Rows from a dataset
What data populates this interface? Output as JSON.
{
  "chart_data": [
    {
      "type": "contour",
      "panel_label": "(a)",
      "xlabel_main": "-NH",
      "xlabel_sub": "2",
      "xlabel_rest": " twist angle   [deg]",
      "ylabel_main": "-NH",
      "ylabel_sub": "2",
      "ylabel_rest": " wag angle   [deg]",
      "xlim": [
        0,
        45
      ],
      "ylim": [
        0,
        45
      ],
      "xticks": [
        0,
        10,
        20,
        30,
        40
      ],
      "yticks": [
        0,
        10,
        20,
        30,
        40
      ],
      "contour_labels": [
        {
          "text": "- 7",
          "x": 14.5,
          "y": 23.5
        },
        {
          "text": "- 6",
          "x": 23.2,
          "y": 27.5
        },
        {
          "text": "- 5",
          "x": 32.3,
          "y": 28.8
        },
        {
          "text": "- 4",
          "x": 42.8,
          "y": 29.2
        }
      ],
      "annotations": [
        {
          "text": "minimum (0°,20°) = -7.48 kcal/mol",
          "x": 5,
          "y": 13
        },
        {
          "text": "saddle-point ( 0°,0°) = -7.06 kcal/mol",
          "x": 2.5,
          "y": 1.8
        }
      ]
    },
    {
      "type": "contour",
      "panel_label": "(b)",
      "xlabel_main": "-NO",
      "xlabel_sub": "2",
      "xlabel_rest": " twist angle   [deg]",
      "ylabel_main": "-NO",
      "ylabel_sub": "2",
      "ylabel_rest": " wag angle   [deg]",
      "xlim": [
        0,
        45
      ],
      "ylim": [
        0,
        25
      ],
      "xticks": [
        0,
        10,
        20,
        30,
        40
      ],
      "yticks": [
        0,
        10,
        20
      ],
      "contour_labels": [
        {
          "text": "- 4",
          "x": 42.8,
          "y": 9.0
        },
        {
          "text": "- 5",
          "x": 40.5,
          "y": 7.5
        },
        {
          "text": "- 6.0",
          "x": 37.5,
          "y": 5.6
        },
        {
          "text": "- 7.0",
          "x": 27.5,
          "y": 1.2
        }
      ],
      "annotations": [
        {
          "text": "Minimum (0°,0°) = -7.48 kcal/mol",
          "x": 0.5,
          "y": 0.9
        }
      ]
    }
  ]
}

**JOB:**
Print all of the entries exactly as they are written.

**FULL RESPONSE:**
What data populates this interface? Output as JSON.
{
  "chart_data": [
    {
      "type": "contour",
      "panel_label": "(a)",
      "xlabel_main": "-NH",
      "xlabel_sub": "2",
      "xlabel_rest": " twist angle   [deg]",
      "ylabel_main": "-NH",
      "ylabel_sub": "2",
      "ylabel_rest": " wag angle   [deg]",
      "xlim": [
        0,
        45
      ],
      "ylim": [
        0,
        45
      ],
      "xticks": [
        0,
        10,
        20,
        30,
        40
      ],
      "yticks": [
        0,
        10,
        20,
        30,
        40
      ],
      "contour_labels": [
        {
          "text": "- 7",
          "x": 14.5,
          "y": 23.5
        },
        {
          "text": "- 6",
          "x": 23.2,
          "y": 27.5
        },
        {
          "text": "- 5",
          "x": 32.3,
          "y": 28.8
        },
        {
          "text": "- 4",
          "x": 42.8,
          "y": 29.2
        }
      ],
      "annotations": [
        {
          "text": "minimum (0°,20°) = -7.48 kcal/mol",
          "x": 5,
          "y": 13
        },
        {
          "text": "saddle-point ( 0°,0°) = -7.06 kcal/mol",
          "x": 2.5,
          "y": 1.8
        }
      ]
    },
    {
      "type": "contour",
      "panel_label": "(b)",
      "xlabel_main": "-NO",
      "xlabel_sub": "2",
      "xlabel_rest": " twist angle   [deg]",
      "ylabel_main": "-NO",
      "ylabel_sub": "2",
      "ylabel_rest": " wag angle   [deg]",
      "xlim": [
        0,
        45
      ],
      "ylim": [
        0,
        25
      ],
      "xticks": [
        0,
        10,
        20,
        30,
        40
      ],
      "yticks": [
        0,
        10,
        20
      ],
      "contour_labels": [
        {
          "text": "- 4",
          "x": 42.8,
          "y": 9.0
        },
        {
          "text": "- 5",
          "x": 40.5,
          "y": 7.5
        },
        {
          "text": "- 6.0",
          "x": 37.5,
          "y": 5.6
        },
        {
          "text": "- 7.0",
          "x": 27.5,
          "y": 1.2
        }
      ],
      "annotations": [
        {
          "text": "Minimum (0°,0°) = -7.48 kcal/mol",
          "x": 0.5,
          "y": 0.9
        }
      ]
    }
  ]
}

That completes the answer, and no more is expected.